● **INSTRUCTION**
Keep only the lines that hold the string "this", filtering out the rest of the entries below.

● **EXCERPTED RECORDS**
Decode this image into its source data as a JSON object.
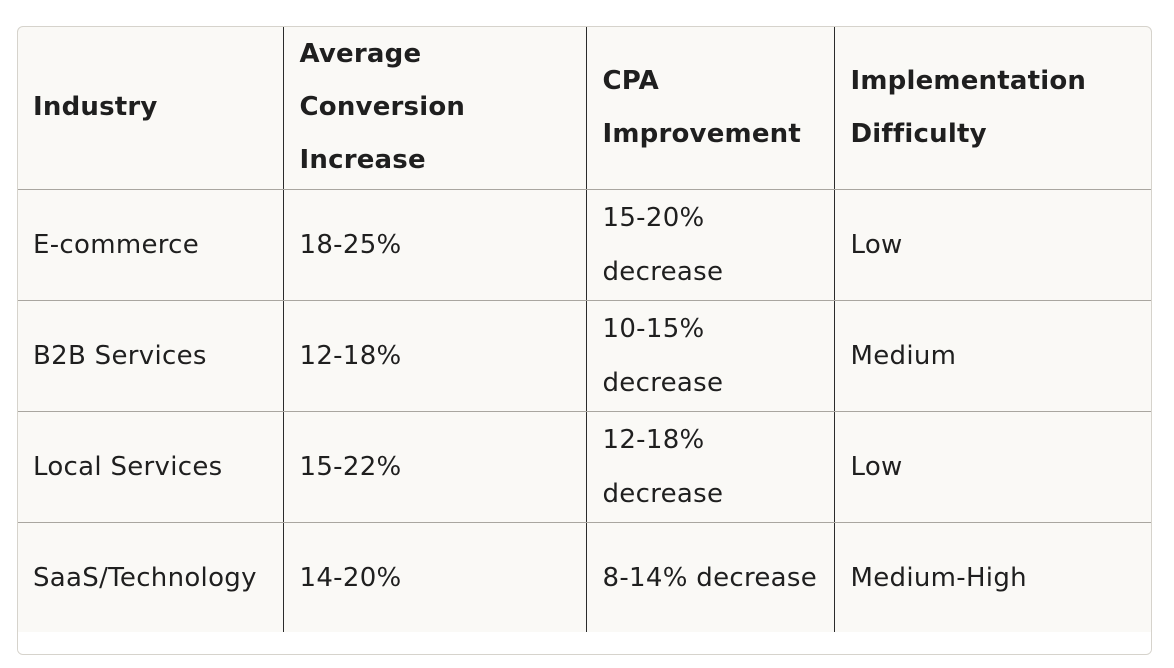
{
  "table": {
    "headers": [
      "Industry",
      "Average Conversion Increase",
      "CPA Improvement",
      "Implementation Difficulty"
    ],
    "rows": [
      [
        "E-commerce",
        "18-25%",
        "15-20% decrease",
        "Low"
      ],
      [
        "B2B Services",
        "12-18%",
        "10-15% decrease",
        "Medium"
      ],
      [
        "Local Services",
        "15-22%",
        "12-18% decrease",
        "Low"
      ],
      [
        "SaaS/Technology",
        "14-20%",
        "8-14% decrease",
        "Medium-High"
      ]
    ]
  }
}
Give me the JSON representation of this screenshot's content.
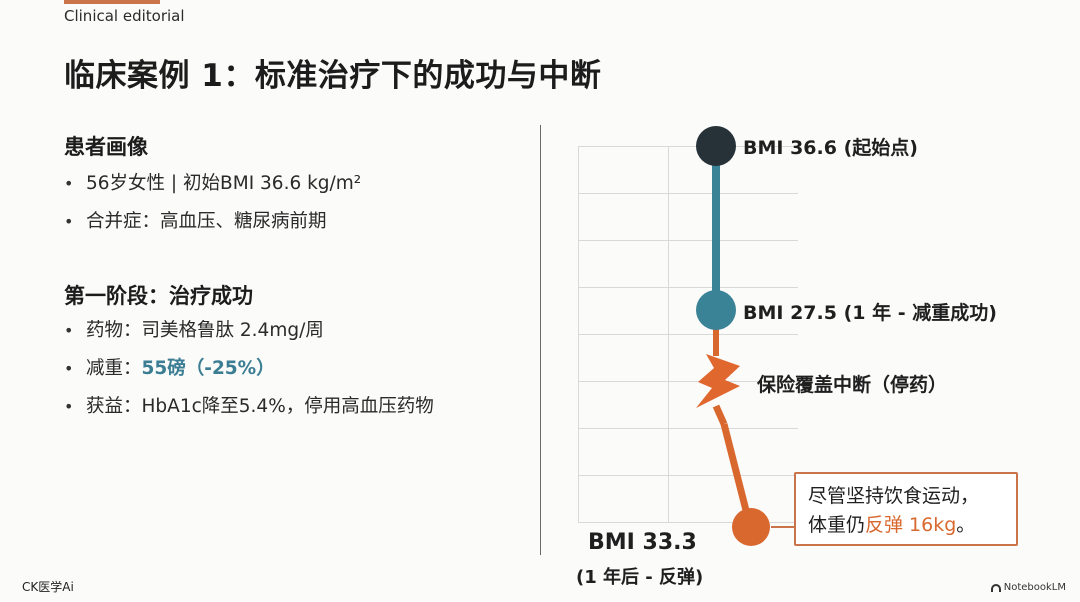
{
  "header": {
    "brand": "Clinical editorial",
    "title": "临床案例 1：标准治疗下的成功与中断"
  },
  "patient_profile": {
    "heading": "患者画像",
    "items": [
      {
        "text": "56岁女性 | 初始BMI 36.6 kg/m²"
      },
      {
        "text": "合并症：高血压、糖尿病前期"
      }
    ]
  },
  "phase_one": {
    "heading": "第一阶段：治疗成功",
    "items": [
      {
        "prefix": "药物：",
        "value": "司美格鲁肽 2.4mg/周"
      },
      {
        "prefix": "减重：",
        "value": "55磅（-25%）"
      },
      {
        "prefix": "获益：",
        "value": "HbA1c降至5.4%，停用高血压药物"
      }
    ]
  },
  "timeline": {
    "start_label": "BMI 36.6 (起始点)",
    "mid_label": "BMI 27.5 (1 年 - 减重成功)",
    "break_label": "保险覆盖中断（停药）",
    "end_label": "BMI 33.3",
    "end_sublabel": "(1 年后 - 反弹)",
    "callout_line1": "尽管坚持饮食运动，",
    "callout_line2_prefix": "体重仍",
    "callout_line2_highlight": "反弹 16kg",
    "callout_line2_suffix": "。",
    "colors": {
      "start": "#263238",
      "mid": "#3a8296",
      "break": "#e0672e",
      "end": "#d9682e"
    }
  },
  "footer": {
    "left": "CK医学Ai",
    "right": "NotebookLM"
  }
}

● **EXERCISE SOLUTION**
Decode this image into its source data as a JSON object.
Give me the JSON representation of this screenshot's content.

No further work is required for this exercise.